■ **PROBLEM STATEMENT**
Go through the listing below and gather every line with the word "vehicle".

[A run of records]
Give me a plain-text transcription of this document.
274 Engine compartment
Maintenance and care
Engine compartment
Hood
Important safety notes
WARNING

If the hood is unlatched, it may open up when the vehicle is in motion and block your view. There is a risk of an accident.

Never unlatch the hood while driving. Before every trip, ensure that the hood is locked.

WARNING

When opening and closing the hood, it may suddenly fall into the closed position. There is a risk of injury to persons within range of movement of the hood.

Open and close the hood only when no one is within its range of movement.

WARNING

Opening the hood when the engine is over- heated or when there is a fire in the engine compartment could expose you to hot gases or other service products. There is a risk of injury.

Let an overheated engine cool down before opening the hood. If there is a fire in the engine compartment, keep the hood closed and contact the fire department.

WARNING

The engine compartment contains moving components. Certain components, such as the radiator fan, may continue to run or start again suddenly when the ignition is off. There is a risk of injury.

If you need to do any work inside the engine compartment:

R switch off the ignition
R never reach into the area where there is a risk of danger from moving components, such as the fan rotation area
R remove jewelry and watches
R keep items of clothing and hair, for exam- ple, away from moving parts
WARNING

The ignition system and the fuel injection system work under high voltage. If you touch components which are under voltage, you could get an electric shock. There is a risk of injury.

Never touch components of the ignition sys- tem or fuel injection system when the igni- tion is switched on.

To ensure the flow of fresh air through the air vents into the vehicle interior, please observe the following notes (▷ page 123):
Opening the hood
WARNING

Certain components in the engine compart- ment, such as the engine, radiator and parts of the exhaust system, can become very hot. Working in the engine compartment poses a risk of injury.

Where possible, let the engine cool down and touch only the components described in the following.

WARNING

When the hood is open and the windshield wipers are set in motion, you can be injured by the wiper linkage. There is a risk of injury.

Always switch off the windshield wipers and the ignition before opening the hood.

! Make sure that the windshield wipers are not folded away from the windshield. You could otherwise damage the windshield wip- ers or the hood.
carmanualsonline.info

■ **FULL SOLUTION**
If the hood is unlatched, it may open up when the vehicle is in motion and block your view. There is a risk of an accident.
To ensure the flow of fresh air through the air vents into the vehicle interior, please observe the following notes (▷ page 123):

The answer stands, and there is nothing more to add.